→ **What you are asked to do**
In the data below, count how many lines contain "baidu" and give that number by itself.

[Stored items from a collection]
++++++++++++++++++++
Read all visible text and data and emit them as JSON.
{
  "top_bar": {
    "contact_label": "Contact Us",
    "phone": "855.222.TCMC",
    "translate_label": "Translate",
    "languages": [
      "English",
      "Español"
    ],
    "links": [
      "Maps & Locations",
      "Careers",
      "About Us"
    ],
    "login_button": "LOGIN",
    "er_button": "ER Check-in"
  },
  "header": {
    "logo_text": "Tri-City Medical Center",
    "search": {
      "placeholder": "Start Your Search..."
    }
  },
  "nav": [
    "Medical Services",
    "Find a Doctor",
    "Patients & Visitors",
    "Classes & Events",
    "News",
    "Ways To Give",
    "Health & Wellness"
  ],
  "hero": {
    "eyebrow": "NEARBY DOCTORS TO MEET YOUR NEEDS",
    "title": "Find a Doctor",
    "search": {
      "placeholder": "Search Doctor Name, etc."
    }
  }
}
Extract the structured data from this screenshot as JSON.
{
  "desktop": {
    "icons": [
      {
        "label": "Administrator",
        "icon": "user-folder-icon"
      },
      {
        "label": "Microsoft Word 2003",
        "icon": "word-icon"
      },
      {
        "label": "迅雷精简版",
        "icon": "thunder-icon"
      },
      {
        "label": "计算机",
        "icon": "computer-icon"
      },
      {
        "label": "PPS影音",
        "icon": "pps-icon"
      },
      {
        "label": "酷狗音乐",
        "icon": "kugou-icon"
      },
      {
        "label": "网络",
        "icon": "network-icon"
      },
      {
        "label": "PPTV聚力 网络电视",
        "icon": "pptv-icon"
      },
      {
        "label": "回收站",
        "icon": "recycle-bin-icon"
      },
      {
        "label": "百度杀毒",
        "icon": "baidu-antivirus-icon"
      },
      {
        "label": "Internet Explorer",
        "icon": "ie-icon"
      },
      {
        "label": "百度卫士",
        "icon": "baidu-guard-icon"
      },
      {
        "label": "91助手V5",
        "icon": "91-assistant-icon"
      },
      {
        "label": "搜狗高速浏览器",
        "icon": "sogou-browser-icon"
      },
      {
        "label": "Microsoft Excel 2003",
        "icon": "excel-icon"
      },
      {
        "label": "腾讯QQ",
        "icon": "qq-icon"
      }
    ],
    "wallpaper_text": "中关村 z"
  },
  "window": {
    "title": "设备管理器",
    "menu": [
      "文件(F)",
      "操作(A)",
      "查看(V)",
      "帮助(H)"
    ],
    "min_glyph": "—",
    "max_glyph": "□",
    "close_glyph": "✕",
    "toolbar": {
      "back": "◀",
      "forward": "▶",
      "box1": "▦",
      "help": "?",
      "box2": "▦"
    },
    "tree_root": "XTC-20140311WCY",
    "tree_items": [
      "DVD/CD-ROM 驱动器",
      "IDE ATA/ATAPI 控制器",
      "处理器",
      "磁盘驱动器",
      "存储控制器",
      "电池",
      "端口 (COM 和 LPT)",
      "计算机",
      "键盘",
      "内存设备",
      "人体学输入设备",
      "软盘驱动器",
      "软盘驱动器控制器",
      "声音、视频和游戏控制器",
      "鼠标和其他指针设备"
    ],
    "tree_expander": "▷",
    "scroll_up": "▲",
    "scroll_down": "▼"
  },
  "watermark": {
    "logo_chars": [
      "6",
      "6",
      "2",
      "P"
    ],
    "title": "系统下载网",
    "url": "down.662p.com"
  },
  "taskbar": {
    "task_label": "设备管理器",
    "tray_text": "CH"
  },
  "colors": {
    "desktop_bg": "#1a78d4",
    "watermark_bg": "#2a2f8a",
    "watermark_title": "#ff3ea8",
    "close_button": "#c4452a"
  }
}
++++++++++++++++++++
→ **Response box**
2